(What you are asked to do): In the data below, locate each line with the word "pengiraan" and list it.

________________

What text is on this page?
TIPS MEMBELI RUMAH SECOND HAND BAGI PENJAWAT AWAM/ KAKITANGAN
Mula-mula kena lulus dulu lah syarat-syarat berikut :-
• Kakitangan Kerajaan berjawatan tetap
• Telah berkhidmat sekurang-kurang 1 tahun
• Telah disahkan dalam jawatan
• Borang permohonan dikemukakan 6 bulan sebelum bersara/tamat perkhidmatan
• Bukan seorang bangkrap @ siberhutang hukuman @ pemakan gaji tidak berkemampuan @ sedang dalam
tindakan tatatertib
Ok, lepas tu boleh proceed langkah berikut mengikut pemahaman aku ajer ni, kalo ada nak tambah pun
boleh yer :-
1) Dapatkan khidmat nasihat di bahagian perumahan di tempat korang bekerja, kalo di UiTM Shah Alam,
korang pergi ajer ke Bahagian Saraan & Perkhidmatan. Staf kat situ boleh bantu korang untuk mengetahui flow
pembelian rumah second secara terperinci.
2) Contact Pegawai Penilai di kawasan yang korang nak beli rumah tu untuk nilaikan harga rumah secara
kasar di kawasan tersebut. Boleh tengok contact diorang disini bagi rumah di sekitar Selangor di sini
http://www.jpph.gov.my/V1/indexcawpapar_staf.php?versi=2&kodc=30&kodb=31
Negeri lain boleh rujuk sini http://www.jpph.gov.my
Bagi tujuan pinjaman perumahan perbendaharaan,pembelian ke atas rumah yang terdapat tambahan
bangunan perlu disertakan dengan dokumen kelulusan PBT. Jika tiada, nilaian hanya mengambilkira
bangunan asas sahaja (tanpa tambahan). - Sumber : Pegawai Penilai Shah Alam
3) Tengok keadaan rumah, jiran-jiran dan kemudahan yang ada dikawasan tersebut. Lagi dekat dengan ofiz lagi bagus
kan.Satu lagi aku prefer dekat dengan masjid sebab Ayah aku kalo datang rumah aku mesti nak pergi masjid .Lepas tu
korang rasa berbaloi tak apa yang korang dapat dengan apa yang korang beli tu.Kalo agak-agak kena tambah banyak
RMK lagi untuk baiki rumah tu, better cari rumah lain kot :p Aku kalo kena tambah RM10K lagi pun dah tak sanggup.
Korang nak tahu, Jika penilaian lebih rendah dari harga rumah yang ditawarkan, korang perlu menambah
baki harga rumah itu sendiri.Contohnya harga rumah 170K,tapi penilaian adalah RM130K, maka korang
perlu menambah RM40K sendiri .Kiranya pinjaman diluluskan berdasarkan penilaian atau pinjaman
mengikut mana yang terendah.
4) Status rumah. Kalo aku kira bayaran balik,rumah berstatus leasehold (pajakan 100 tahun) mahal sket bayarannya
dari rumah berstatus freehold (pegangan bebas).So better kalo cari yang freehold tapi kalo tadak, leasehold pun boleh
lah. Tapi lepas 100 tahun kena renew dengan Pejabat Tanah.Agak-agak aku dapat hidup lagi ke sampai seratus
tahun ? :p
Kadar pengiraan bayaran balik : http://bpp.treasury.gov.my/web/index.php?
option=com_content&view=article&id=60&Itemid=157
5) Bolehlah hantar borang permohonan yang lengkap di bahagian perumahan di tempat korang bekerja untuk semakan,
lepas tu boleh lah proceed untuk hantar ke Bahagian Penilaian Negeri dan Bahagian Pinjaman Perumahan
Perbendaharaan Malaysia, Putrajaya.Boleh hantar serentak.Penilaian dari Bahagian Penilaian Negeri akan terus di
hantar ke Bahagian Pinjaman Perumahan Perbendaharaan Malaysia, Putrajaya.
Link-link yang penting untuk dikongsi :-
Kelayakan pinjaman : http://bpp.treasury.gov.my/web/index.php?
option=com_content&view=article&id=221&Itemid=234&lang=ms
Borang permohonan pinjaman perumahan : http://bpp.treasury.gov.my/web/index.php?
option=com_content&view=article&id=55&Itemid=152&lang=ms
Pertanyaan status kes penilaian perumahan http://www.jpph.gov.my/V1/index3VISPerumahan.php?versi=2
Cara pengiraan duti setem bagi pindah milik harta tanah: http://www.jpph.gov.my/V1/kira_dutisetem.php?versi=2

________________

(Output of the task):
Kadar pengiraan bayaran balik : http://bpp.treasury.gov.my/web/index.php?
Cara pengiraan duti setem bagi pindah milik harta tanah: http://www.jpph.gov.my/V1/kira_dutisetem.php?versi=2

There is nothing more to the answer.